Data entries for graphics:
-----
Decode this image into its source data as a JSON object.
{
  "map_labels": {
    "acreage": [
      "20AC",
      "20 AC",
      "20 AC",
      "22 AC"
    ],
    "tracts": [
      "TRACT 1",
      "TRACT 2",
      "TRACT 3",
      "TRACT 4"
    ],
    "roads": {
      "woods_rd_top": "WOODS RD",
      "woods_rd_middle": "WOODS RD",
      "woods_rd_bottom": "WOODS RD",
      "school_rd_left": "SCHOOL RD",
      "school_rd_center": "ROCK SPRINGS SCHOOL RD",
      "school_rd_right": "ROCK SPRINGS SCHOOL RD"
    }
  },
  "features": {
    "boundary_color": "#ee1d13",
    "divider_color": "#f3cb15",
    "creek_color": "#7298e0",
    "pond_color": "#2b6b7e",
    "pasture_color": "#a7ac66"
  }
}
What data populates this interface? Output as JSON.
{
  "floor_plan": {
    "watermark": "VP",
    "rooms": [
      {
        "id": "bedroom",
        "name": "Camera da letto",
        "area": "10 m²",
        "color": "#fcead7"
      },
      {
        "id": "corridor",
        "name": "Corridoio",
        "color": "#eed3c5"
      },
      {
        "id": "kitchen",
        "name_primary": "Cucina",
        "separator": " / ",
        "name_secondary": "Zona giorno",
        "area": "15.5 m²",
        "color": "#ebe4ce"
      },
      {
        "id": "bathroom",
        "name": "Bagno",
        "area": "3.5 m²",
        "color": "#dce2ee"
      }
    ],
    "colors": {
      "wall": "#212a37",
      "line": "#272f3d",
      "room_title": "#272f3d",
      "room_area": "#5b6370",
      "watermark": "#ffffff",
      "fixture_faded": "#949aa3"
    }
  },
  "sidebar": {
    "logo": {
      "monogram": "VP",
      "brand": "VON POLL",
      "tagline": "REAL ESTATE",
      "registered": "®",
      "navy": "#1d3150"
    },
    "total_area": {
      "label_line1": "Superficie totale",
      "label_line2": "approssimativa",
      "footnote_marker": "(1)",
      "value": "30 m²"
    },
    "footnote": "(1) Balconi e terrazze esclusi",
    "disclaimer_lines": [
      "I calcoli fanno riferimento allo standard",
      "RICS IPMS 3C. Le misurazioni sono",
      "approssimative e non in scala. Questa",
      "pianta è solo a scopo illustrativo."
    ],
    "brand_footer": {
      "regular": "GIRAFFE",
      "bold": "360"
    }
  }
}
-----
* [THE TASK] Everything from the line that contains "What data populates" through the end of the records must be duplicated exactly, and nothing outside that range.

* [RESULT FOR THIS EXERCISE]
What data populates this interface? Output as JSON.
{
  "floor_plan": {
    "watermark": "VP",
    "rooms": [
      {
        "id": "bedroom",
        "name": "Camera da letto",
        "area": "10 m²",
        "color": "#fcead7"
      },
      {
        "id": "corridor",
        "name": "Corridoio",
        "color": "#eed3c5"
      },
      {
        "id": "kitchen",
        "name_primary": "Cucina",
        "separator": " / ",
        "name_secondary": "Zona giorno",
        "area": "15.5 m²",
        "color": "#ebe4ce"
      },
      {
        "id": "bathroom",
        "name": "Bagno",
        "area": "3.5 m²",
        "color": "#dce2ee"
      }
    ],
    "colors": {
      "wall": "#212a37",
      "line": "#272f3d",
      "room_title": "#272f3d",
      "room_area": "#5b6370",
      "watermark": "#ffffff",
      "fixture_faded": "#949aa3"
    }
  },
  "sidebar": {
    "logo": {
      "monogram": "VP",
      "brand": "VON POLL",
      "tagline": "REAL ESTATE",
      "registered": "®",
      "navy": "#1d3150"
    },
    "total_area": {
      "label_line1": "Superficie totale",
      "label_line2": "approssimativa",
      "footnote_marker": "(1)",
      "value": "30 m²"
    },
    "footnote": "(1) Balconi e terrazze esclusi",
    "disclaimer_lines": [
      "I calcoli fanno riferimento allo standard",
      "RICS IPMS 3C. Le misurazioni sono",
      "approssimative e non in scala. Questa",
      "pianta è solo a scopo illustrativo."
    ],
    "brand_footer": {
      "regular": "GIRAFFE",
      "bold": "360"
    }
  }
}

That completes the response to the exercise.